What to do -> Only a number is wanted: how many lines in the listing contain the word "name"?

Rows ->

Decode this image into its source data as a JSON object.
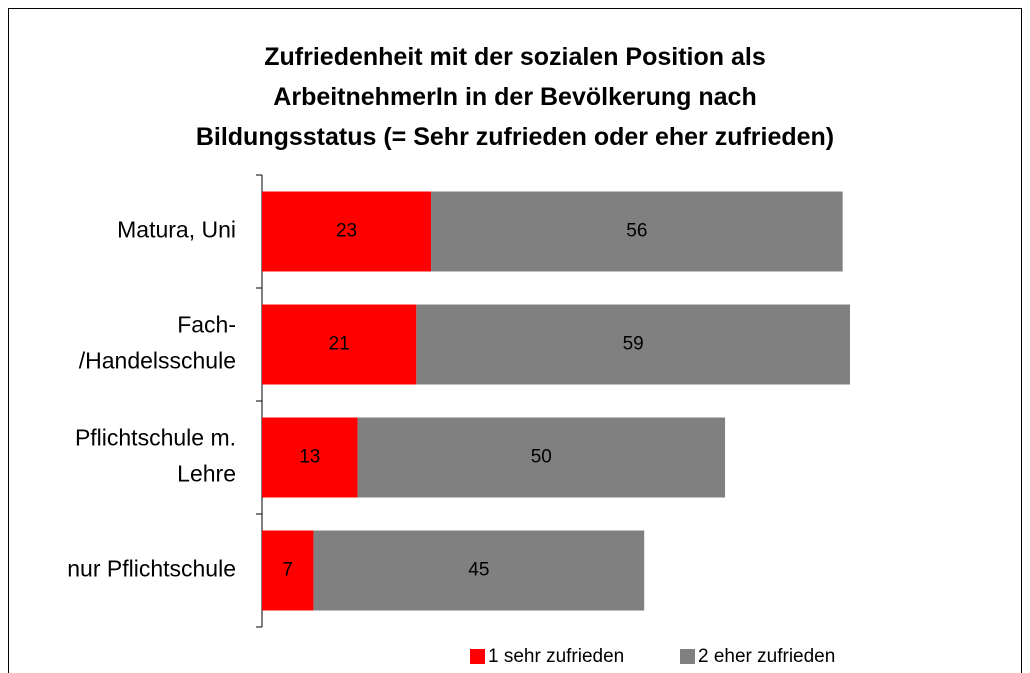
{
  "chart_data": {
    "type": "stacked-barh",
    "title": "Zufriedenheit mit der sozialen Position als\nArbeitnehmerIn in der Bevölkerung nach\nBildungsstatus (= Sehr zufrieden oder eher zufrieden)",
    "categories": [
      "Matura, Uni",
      "Fach-\n/Handelsschule",
      "Pflichtschule m.\nLehre",
      "nur Pflichtschule"
    ],
    "series": [
      {
        "name": "1 sehr zufrieden",
        "color": "#ff0000",
        "values": [
          23,
          21,
          13,
          7
        ]
      },
      {
        "name": "2 eher zufrieden",
        "color": "#808080",
        "values": [
          56,
          59,
          50,
          45
        ]
      }
    ],
    "xlim": [
      0,
      100
    ],
    "legend": "bottom"
  }
}
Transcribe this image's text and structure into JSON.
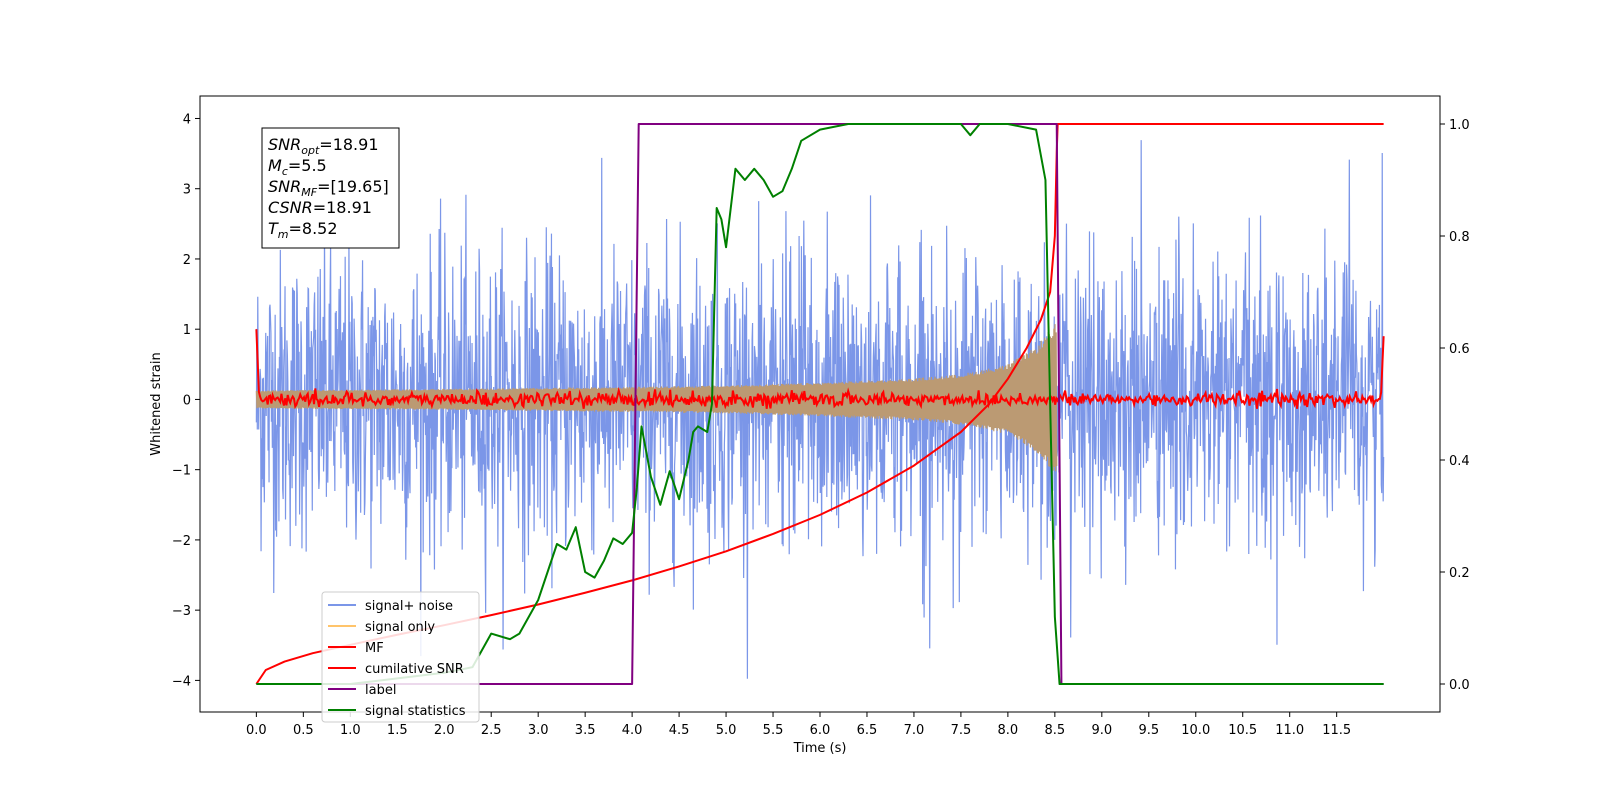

The answer -> 2